> **Request**
Copy out the data exactly, leaving the pictures behind.

> **Records**
>> BEGIN
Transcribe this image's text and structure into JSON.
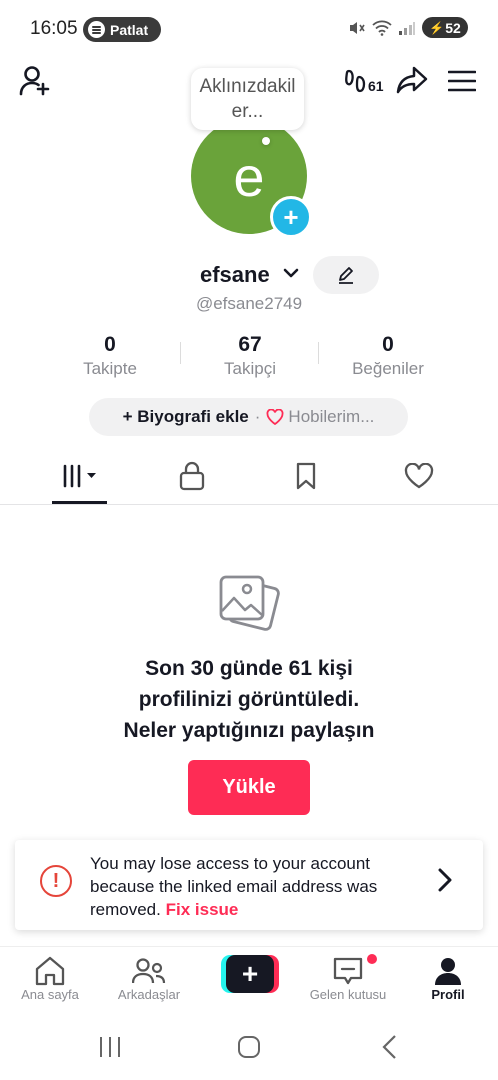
{
  "status": {
    "time": "16:05",
    "spotify_label": "Patlat",
    "battery": "52"
  },
  "header": {
    "views_count": "61"
  },
  "bubble": {
    "text": "Aklınızdakiler..."
  },
  "profile": {
    "avatar_letter": "e",
    "name": "efsane",
    "handle": "@efsane2749"
  },
  "stats": [
    {
      "value": "0",
      "label": "Takipte"
    },
    {
      "value": "67",
      "label": "Takipçi"
    },
    {
      "value": "0",
      "label": "Beğeniler"
    }
  ],
  "bio": {
    "add_label": "+ Biyografi ekle",
    "separator": "·",
    "hobby_label": "Hobilerim..."
  },
  "empty": {
    "line1": "Son 30 günde 61 kişi",
    "line2": "profilinizi görüntüledi.",
    "line3": "Neler yaptığınızı paylaşın",
    "upload_label": "Yükle"
  },
  "warning": {
    "text": "You may lose access to your account because the linked email address was removed.",
    "fix_label": "Fix issue"
  },
  "nav": [
    {
      "label": "Ana sayfa"
    },
    {
      "label": "Arkadaşlar"
    },
    {
      "label": "Gelen kutusu"
    },
    {
      "label": "Profil"
    }
  ],
  "colors": {
    "accent": "#fe2c55",
    "avatar": "#6aa33a",
    "add_badge": "#22b7e6"
  }
}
>> END
> **Answer to this exercise**
Transcribe this image's text and structure into JSON.
{
  "status": {
    "time": "16:05",
    "spotify_label": "Patlat",
    "battery": "52"
  },
  "header": {
    "views_count": "61"
  },
  "bubble": {
    "text": "Aklınızdakiler..."
  },
  "profile": {
    "avatar_letter": "e",
    "name": "efsane",
    "handle": "@efsane2749"
  },
  "stats": [
    {
      "value": "0",
      "label": "Takipte"
    },
    {
      "value": "67",
      "label": "Takipçi"
    },
    {
      "value": "0",
      "label": "Beğeniler"
    }
  ],
  "bio": {
    "add_label": "+ Biyografi ekle",
    "separator": "·",
    "hobby_label": "Hobilerim..."
  },
  "empty": {
    "line1": "Son 30 günde 61 kişi",
    "line2": "profilinizi görüntüledi.",
    "line3": "Neler yaptığınızı paylaşın",
    "upload_label": "Yükle"
  },
  "warning": {
    "text": "You may lose access to your account because the linked email address was removed.",
    "fix_label": "Fix issue"
  },
  "nav": [
    {
      "label": "Ana sayfa"
    },
    {
      "label": "Arkadaşlar"
    },
    {
      "label": "Gelen kutusu"
    },
    {
      "label": "Profil"
    }
  ],
  "colors": {
    "accent": "#fe2c55",
    "avatar": "#6aa33a",
    "add_badge": "#22b7e6"
  }
}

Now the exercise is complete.